■ **DOCUMENT SECTION**
Transcendence impresses a teleological mark on the progression of time by setting salvation as an end point in one’s life and now, under neoliberalism, by substituting redemption with the endless work of restitution. The problem is not the Other but the relation we imagine having with this alterity. The Jubilee complied with this sacred function by alleviating a structural problem in the ancient world. Facing a planetary collapse, the neoliberal response instead ranges from outright denial to inadequate promises, which are always geared toward surplus value. Consider how at the onset of the Russian invasion of Ukraine in 2022 it was predicted that the West would transition faster toward renewables to avoid Russian energy imports. Naturally, the opposite happened. Security concerns and record profits for fossil fuel companies prompted massive investments into new oil and gas projects that will doom any hope of meeting the Paris agreement to limit global warming to below 1.5 degrees Celsius. Governments committed to fighting climate change enacted these policies because, as Timothy Morton writes, neoliberalism can always explain away the costs of externalities and ecological destruction; after all, both capital and nature “exist in an ethereal beyond” capable of absorbing anything.37 This repression of the ecological boundaries also fuels the discourse of austerity. The logic of payability dominates the political discourse over the ecological and social needs of our societies by setting up an imaginary future of fiscal deliverance, while the true biosocial damages of our present model of production are displaced. Neoliberalism sets up a convenient inverted image: Nature is endlessly manipulable, while the public circulation of money is constrained by transcendence, the great debt collector, which invariably vanishes when military spending knocks on the door.

■ **DATA LINES**
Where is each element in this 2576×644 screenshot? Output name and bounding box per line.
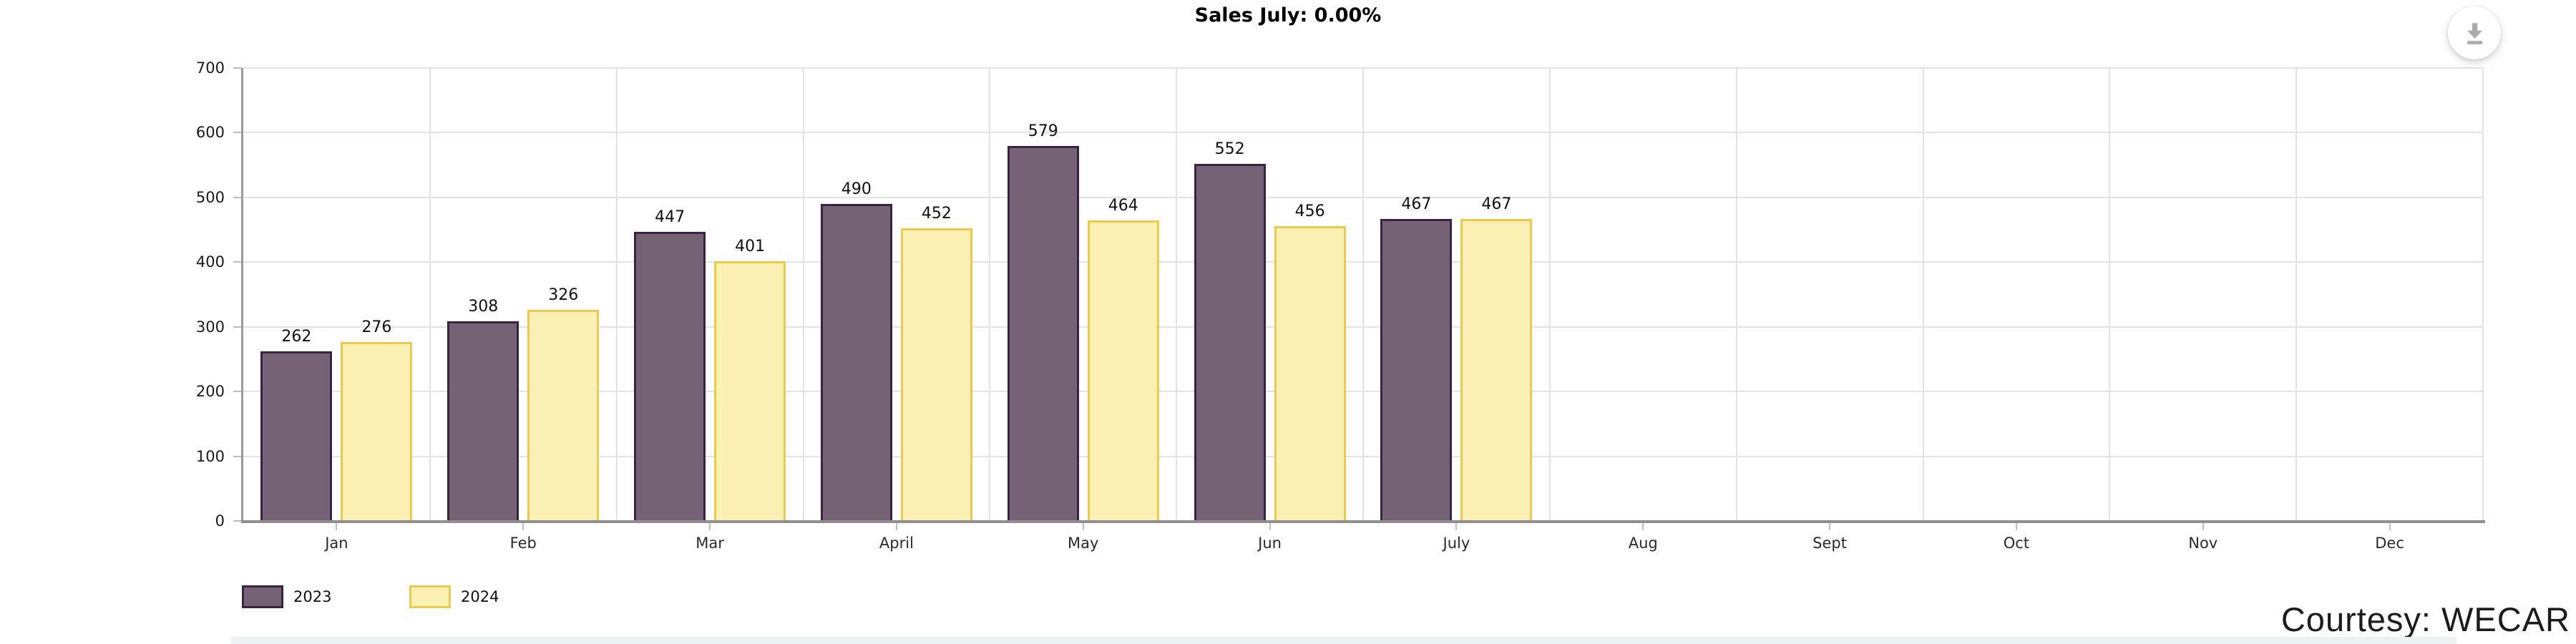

■ **WHAT THE TASK REQUIRES**
List every person, country, and international agreement named in the passage on neoliberalism and transcendence. The material can be left aside.

■ **RESPONSE TO THIS TASK**
- Timothy Morton (person)
- Russia, named through "Russian invasion" and "Russian energy imports" (country)
- Ukraine (country)
- the Paris agreement (international agreement)